About this exercise:
Locate every line below that contains the word "death" and copy it.

Provided information:
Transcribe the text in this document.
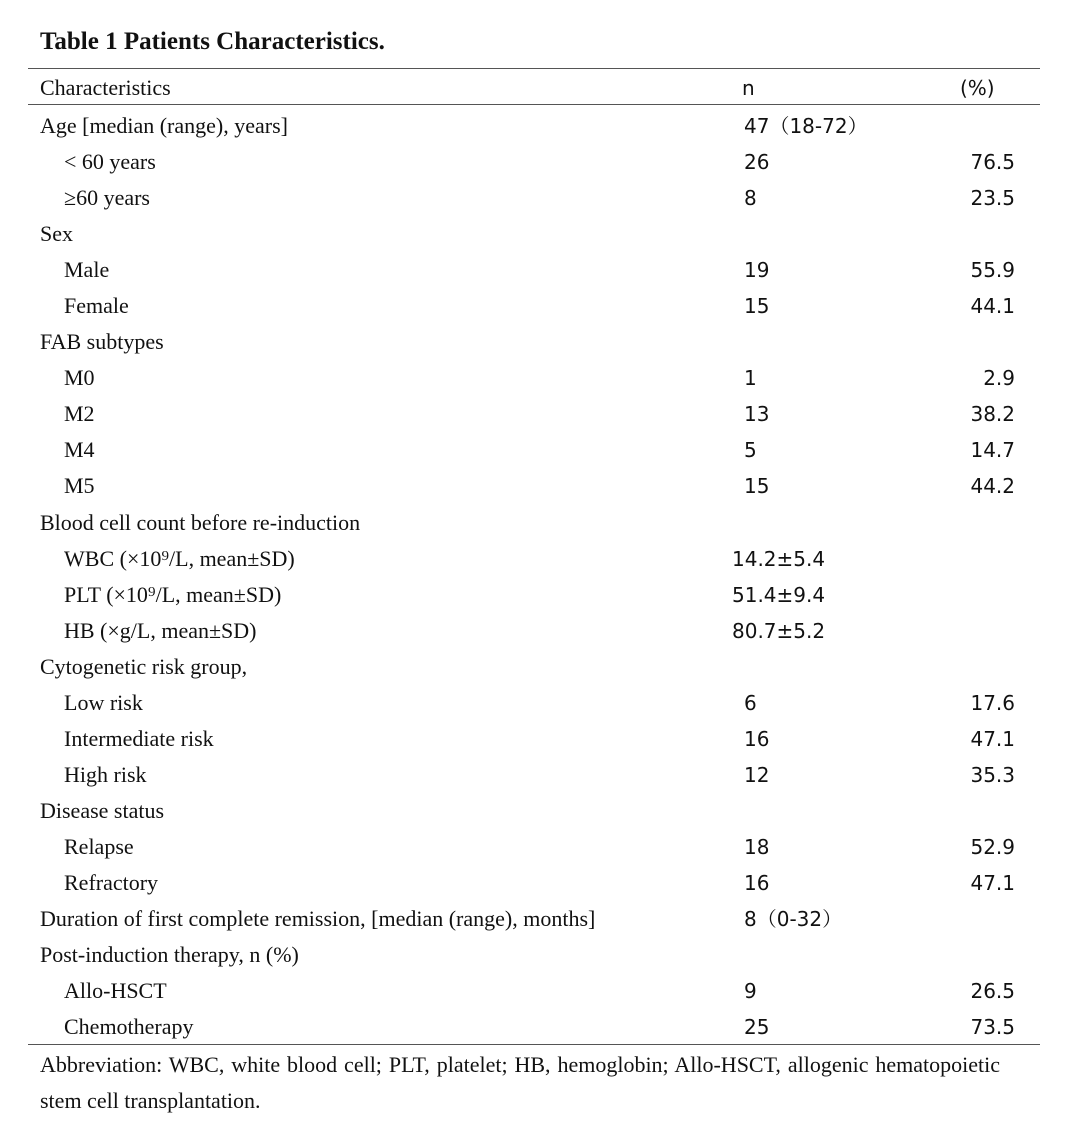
Table 1 Patients Characteristics.
Characteristics	n	(%)
Age [median (range), years]	47（18-72）
< 60 years	26	76.5
≥60 years	8	23.5
Sex
Male	19	55.9
Female	15	44.1
FAB subtypes
M0	1	2.9
M2	13	38.2
M4	5	14.7
M5	15	44.2
Blood cell count before re-induction
WBC (×10⁹/L, mean±SD)	14.2±5.4
PLT (×10⁹/L, mean±SD)	51.4±9.4
HB (×g/L, mean±SD)	80.7±5.2
Cytogenetic risk group,
Low risk	6	17.6
Intermediate risk	16	47.1
High risk	12	35.3
Disease status
Relapse	18	52.9
Refractory	16	47.1
Duration of first complete remission, [median (range), months]	8（0-32）
Post-induction therapy, n (%)
Allo-HSCT	9	26.5
Chemotherapy	25	73.5
Abbreviation: WBC, white blood cell; PLT, platelet; HB, hemoglobin; Allo-HSCT, allogenic hematopoietic stem cell transplantation.
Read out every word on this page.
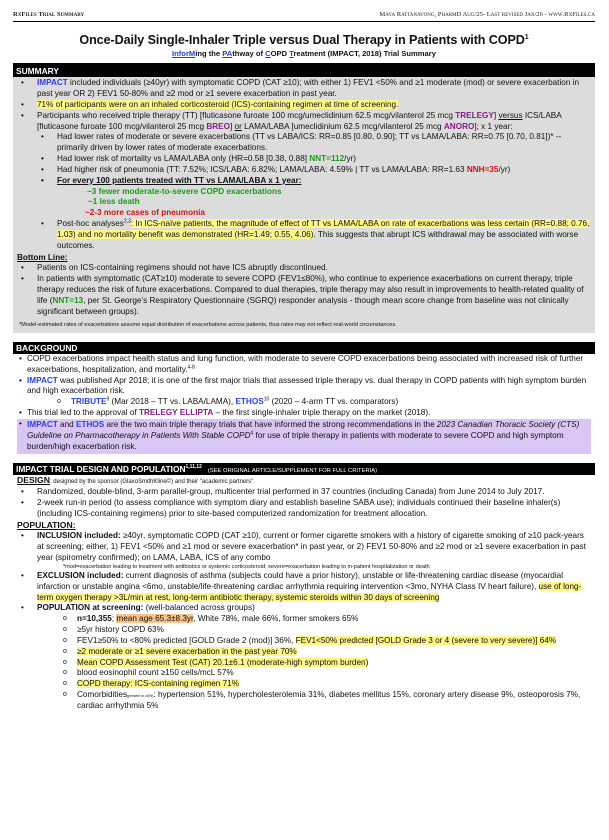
RxFiles Trial Summary	Maya Rattanavong, PharmD Aug/25- Last revised Jan/26 - www.RxFiles.ca
Once-Daily Single-Inhaler Triple versus Dual Therapy in Patients with COPD$^1$
InforMing the PAthway of COPD Treatment (IMPACT, 2018) Trial Summary
SUMMARY
• IMPACT included individuals (≥40yr) with symptomatic COPD (CAT ≥10); with either 1) FEV1 <50% and ≥1 moderate (mod) or severe exacerbation in past year OR 2) FEV1 50-80% and ≥2 mod or ≥1 severe exacerbation in past year.
• 71% of participants were on an inhaled corticosteroid (ICS)-containing regimen at time of screening.
• Participants who received triple therapy (TT) [fluticasone furoate 100 mcg/umeclidinium 62.5 mcg/vilanterol 25 mcg TRELEGY] versus ICS/LABA [fluticasone furoate 100 mcg/vilanterol 25 mcg BREO] or LAMA/LABA [umeclidinium 62.5 mcg/vilanterol 25 mcg ANORO]; x 1 year:
• Had lower rates of moderate or severe exacerbations (TT vs LABA/ICS: RR=0.85 [0.80, 0.90]; TT vs LAMA/LABA: RR=0.75 [0.70, 0.81])* -- primarily driven by lower rates of moderate exacerbations.
• Had lower risk of mortality vs LAMA/LABA only (HR=0.58 [0.38, 0.88] NNT=112/yr)
• Had higher risk of pneumonia (TT: 7.52%; ICS/LABA: 6.82%; LAMA/LABA: 4.59% | TT vs LAMA/LABA: RR=1.63 NNH=35/yr)
• For every 100 patients treated with TT vs LAMA/LABA x 1 year:
~3 fewer moderate-to-severe COPD exacerbations
~1 less death
~2-3 more cases of pneumonia
• Post-hoc analyses$^{2,3}$: In ICS-naïve patients, the magnitude of effect of TT vs LAMA/LABA on rate of exacerbations was less certain (RR=0.88; 0.76, 1.03) and no mortality benefit was demonstrated (HR=1.49; 0.55, 4.06). This suggests that abrupt ICS withdrawal may be associated with worse outcomes.
Bottom Line:
• Patients on ICS-containing regimens should not have ICS abruptly discontinued.
• In patients with symptomatic (CAT≥10) moderate to severe COPD (FEV1≤80%), who continue to experience exacerbations on current therapy, triple therapy reduces the risk of future exacerbations. Compared to dual therapies, triple therapy may also result in improvements to health-related quality of life (NNT=13, per St. George’s Respiratory Questionnaire (SGRQ) responder analysis - though mean score change from baseline was not clinically significant between groups).
*Model-estimated rates of exacerbations assume equal distribution of exacerbations across patients, thus rates may not reflect real-world circumstances.
BACKGROUND
• COPD exacerbations impact health status and lung function, with moderate to severe COPD exacerbations being associated with increased risk of further exacerbations, hospitalization, and mortality.$^{4-8}$
• IMPACT was published Apr 2018; it is one of the first major trials that assessed triple therapy vs. dual therapy in COPD patients with high symptom burden and high exacerbation risk.
o TRIBUTE$^9$ (Mar 2018 – TT vs. LABA/LAMA), ETHOS$^{10}$ (2020 – 4-arm TT vs. comparators)
• This trial led to the approval of TRELEGY ELLIPTA – the first single-inhaler triple therapy on the market (2018).
• IMPACT and ETHOS are the two main triple therapy trials that have informed the strong recommendations in the 2023 Canadian Thoracic Society (CTS) Guideline on Pharmacotherapy in Patients With Stable COPD$^4$ for use of triple therapy in patients with moderate to severe COPD and high symptom burden/high exacerbation risk.
IMPACT TRIAL DESIGN AND POPULATION$^{1,11,12}$(SEE ORIGINAL ARTICLE/SUPPLEMENT FOR FULL CRITERIA)
DESIGN: designed by the sponsor (GlaxoSmithKline©) and their "academic partners"
• Randomized, double-blind, 3-arm parallel-group, multicenter trial performed in 37 countries (including Canada) from June 2014 to July 2017.
• 2-week run-in period (to assess compliance with symptom diary and establish baseline SABA use); individuals continued their baseline inhaler(s) (including ICS-containing regimens) prior to site-based computerized randomization for treatment allocation.
POPULATION:
• INCLUSION included: ≥40yr, symptomatic COPD (CAT ≥10), current or former cigarette smokers with a history of cigarette smoking of ≥10 pack-years at screening; either, 1) FEV1 <50% and ≥1 mod or severe exacerbation* in past year, or 2) FEV1 50-80% and ≥2 mod or ≥1 severe exacerbation in past year (spirometry confirmed); on LAMA, LABA, ICS of any combo
*mod=exacerbation leading to treatment with antibiotics or systemic corticosteroid; severe=exacerbation leading to in-patient hospitalization or death
• EXCLUSION included: current diagnosis of asthma (subjects could have a prior history), unstable or life-threatening cardiac disease (myocardial infarction or unstable angina <6mo, unstable/life-threatening cardiac arrhythmia requiring intervention <3mo, NYHA Class IV heart failure), use of long-term oxygen therapy >3L/min at rest, long-term antibiotic therapy, systemic steroids within 30 days of screening
• POPULATION at screening: (well-balanced across groups)
o n=10,355; mean age 65.3±8.3yr, White 78%, male 66%, former smokers 65%
o ≥5yr history COPD 63%
o FEV1≥50% to <80% predicted [GOLD Grade 2 (mod)] 36%, FEV1<50% predicted [GOLD Grade 3 or 4 (severe to very severe)] 64%
o ≥2 moderate or ≥1 severe exacerbation in the past year 70%
o Mean COPD Assessment Test (CAT) 20.1±6.1 (moderate-high symptom burden)
o blood eosinophil count ≥150 cells/mcL 57%
o COPD therapy: ICS-containing regimen 71%
o Comorbidities(present in ≥5%): hypertension 51%, hypercholesterolemia 31%, diabetes mellitus 15%, coronary artery disease 9%, osteoporosis 7%, cardiac arrhythmia 5%
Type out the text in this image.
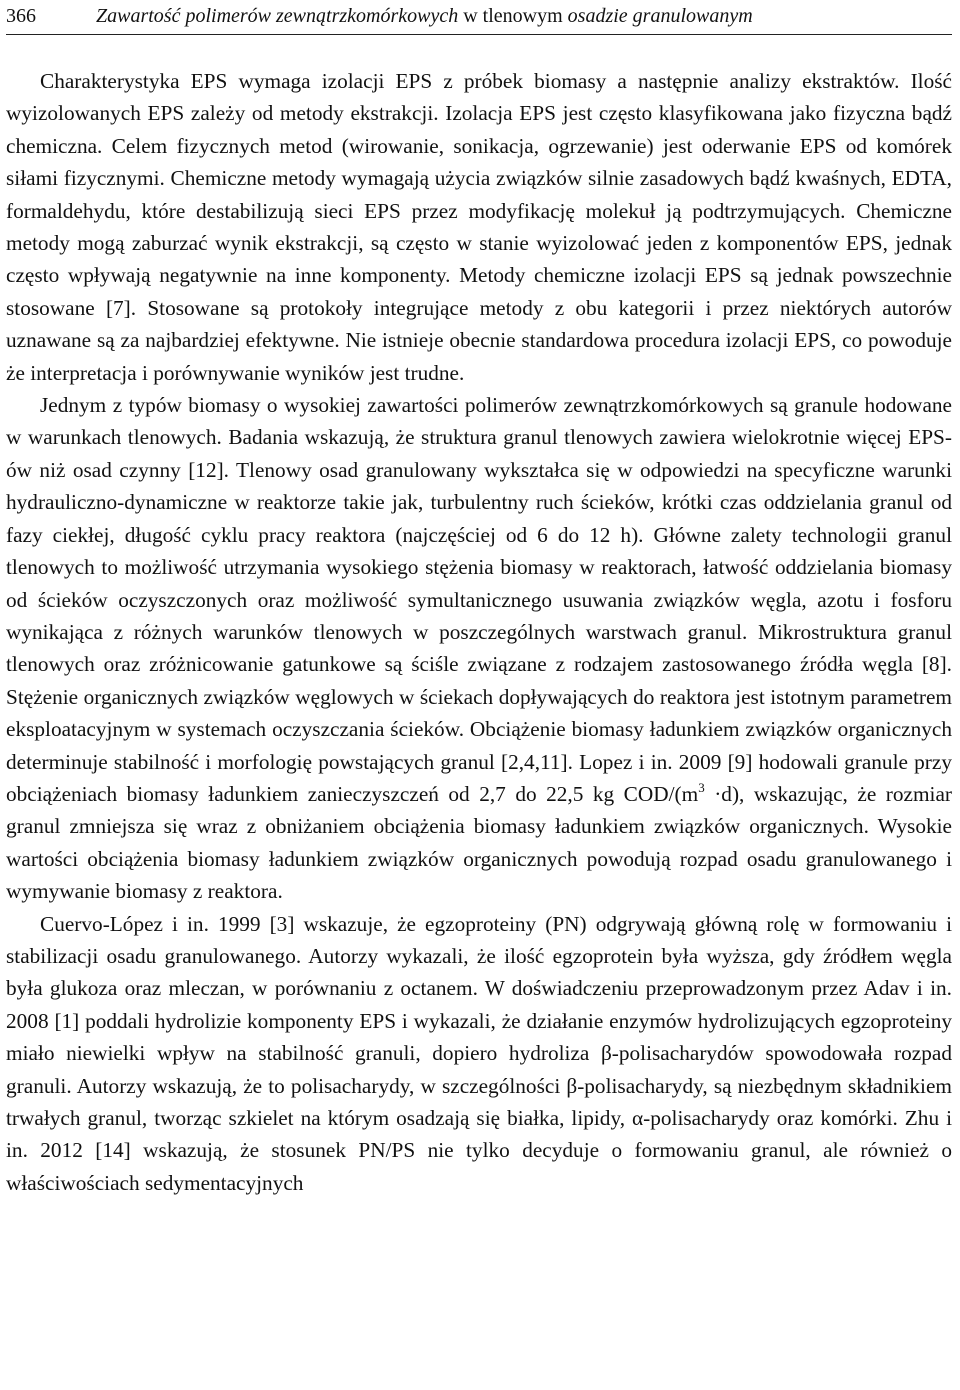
366	Zawartość polimerów zewnątrzkomórkowych w tlenowym osadzie granulowanym

Charakterystyka EPS wymaga izolacji EPS z próbek biomasy a następnie analizy ekstraktów. Ilość wyizolowanych EPS zależy od metody ekstrakcji. Izolacja EPS jest często klasyfikowana jako fizyczna bądź chemiczna. Celem fizycznych metod (wirowanie, sonikacja, ogrzewanie) jest oderwanie EPS od komórek siłami fizycznymi. Chemiczne metody wymagają użycia związków silnie zasadowych bądź kwaśnych, EDTA, formaldehydu, które destabilizują sieci EPS przez modyfikację molekuł ją podtrzymujących. Chemiczne metody mogą zaburzać wynik ekstrakcji, są często w stanie wyizolować jeden z komponentów EPS, jednak często wpływają negatywnie na inne komponenty. Metody chemiczne izolacji EPS są jednak powszechnie stosowane [7]. Stosowane są protokoły integrujące metody z obu kategorii i przez niektórych autorów uznawane są za najbardziej efektywne. Nie istnieje obecnie standardowa procedura izolacji EPS, co powoduje że interpretacja i porównywanie wyników jest trudne.

Jednym z typów biomasy o wysokiej zawartości polimerów zewnątrzkomórkowych są granule hodowane w warunkach tlenowych. Badania wskazują, że struktura granul tlenowych zawiera wielokrotnie więcej EPS-ów niż osad czynny [12]. Tlenowy osad granulowany wykształca się w odpowiedzi na specyficzne warunki hydrauliczno-dynamiczne w reaktorze takie jak, turbulentny ruch ścieków, krótki czas oddzielania granul od fazy ciekłej, długość cyklu pracy reaktora (najczęściej od 6 do 12 h). Główne zalety technologii granul tlenowych to możliwość utrzymania wysokiego stężenia biomasy w reaktorach, łatwość oddzielania biomasy od ścieków oczyszczonych oraz możliwość symultanicznego usuwania związków węgla, azotu i fosforu wynikająca z różnych warunków tlenowych w poszczególnych warstwach granul. Mikrostruktura granul tlenowych oraz zróżnicowanie gatunkowe są ściśle związane z rodzajem zastosowanego źródła węgla [8]. Stężenie organicznych związków węglowych w ściekach dopływających do reaktora jest istotnym parametrem eksploatacyjnym w systemach oczyszczania ścieków. Obciążenie biomasy ładunkiem związków organicznych determinuje stabilność i morfologię powstających granul [2,4,11]. Lopez i in. 2009 [9] hodowali granule przy obciążeniach biomasy ładunkiem zanieczyszczeń od 2,7 do 22,5 kg COD/$(m^3 \cdot d)$, wskazując, że rozmiar granul zmniejsza się wraz z obniżaniem obciążenia biomasy ładunkiem związków organicznych. Wysokie wartości obciążenia biomasy ładunkiem związków organicznych powodują rozpad osadu granulowanego i wymywanie biomasy z reaktora.

Cuervo-López i in. 1999 [3] wskazuje, że egzoproteiny (PN) odgrywają główną rolę w formowaniu i stabilizacji osadu granulowanego. Autorzy wykazali, że ilość egzoprotein była wyższa, gdy źródłem węgla była glukoza oraz mleczan, w porównaniu z octanem. W doświadczeniu przeprowadzonym przez Adav i in. 2008 [1] poddali hydrolizie komponenty EPS i wykazali, że działanie enzymów hydrolizujących egzoproteiny miało niewielki wpływ na stabilność granuli, dopiero hydroliza β-polisacharydów spowodowała rozpad granuli. Autorzy wskazują, że to polisacharydy, w szczególności β-polisacharydy, są niezbędnym składnikiem trwałych granul, tworząc szkielet na którym osadzają się białka, lipidy, α-polisacharydy oraz komórki. Zhu i in. 2012 [14] wskazują, że stosunek PN/PS nie tylko decyduje o formowaniu granul, ale również o właściwościach sedymentacyjnych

Answer section:
~1 less death
*mod=exacerbation leading to treatment with antibiotics or systemic corticosteroid; severe=exacerbation leading to in-patient hospitalization or death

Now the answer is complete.